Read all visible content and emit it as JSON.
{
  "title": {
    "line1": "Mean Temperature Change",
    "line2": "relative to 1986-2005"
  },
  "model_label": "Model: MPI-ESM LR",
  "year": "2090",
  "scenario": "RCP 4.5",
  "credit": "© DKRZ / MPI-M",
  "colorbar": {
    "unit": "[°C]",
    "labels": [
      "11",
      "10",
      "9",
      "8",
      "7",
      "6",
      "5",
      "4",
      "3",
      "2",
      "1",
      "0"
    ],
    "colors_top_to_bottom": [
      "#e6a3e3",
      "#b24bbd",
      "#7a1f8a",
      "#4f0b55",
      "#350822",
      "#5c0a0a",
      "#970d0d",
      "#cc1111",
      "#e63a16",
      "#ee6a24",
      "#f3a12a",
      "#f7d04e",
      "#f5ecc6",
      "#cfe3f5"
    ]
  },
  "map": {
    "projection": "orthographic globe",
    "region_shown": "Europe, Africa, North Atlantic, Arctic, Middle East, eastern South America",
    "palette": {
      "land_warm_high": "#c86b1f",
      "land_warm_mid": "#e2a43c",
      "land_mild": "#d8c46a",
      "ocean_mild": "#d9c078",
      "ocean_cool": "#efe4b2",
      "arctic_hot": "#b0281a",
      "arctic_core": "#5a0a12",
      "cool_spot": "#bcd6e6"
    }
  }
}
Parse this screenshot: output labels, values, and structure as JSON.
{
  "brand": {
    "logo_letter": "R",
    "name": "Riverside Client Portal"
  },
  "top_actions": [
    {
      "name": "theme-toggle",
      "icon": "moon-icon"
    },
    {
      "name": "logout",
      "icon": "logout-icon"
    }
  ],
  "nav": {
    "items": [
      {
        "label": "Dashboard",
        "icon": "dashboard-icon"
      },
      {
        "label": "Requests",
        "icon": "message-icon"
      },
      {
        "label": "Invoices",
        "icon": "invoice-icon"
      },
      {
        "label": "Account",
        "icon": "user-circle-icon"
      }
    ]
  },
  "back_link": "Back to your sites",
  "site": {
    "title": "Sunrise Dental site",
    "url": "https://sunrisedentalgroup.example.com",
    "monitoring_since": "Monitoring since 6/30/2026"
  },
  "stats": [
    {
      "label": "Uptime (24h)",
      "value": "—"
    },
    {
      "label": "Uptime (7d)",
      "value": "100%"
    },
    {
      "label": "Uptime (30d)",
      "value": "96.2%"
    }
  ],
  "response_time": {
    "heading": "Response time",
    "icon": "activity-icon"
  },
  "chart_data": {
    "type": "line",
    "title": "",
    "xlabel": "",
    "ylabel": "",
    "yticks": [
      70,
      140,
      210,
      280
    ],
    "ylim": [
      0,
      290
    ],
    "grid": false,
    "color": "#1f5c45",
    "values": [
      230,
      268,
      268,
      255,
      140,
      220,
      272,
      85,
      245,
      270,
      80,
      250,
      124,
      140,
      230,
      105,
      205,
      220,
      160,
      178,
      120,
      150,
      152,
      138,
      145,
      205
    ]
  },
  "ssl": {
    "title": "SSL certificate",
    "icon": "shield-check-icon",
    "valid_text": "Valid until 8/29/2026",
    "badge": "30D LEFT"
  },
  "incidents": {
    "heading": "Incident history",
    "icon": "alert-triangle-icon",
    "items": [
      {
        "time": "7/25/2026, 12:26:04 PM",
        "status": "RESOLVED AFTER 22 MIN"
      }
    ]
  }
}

_ _ _ _ _ _ _

### TO DO
Gather all lines where the word "values" appears.

### EXERCISE RESPONSE
Parse this screenshot: output labels, values, and structure as JSON.
    "values": [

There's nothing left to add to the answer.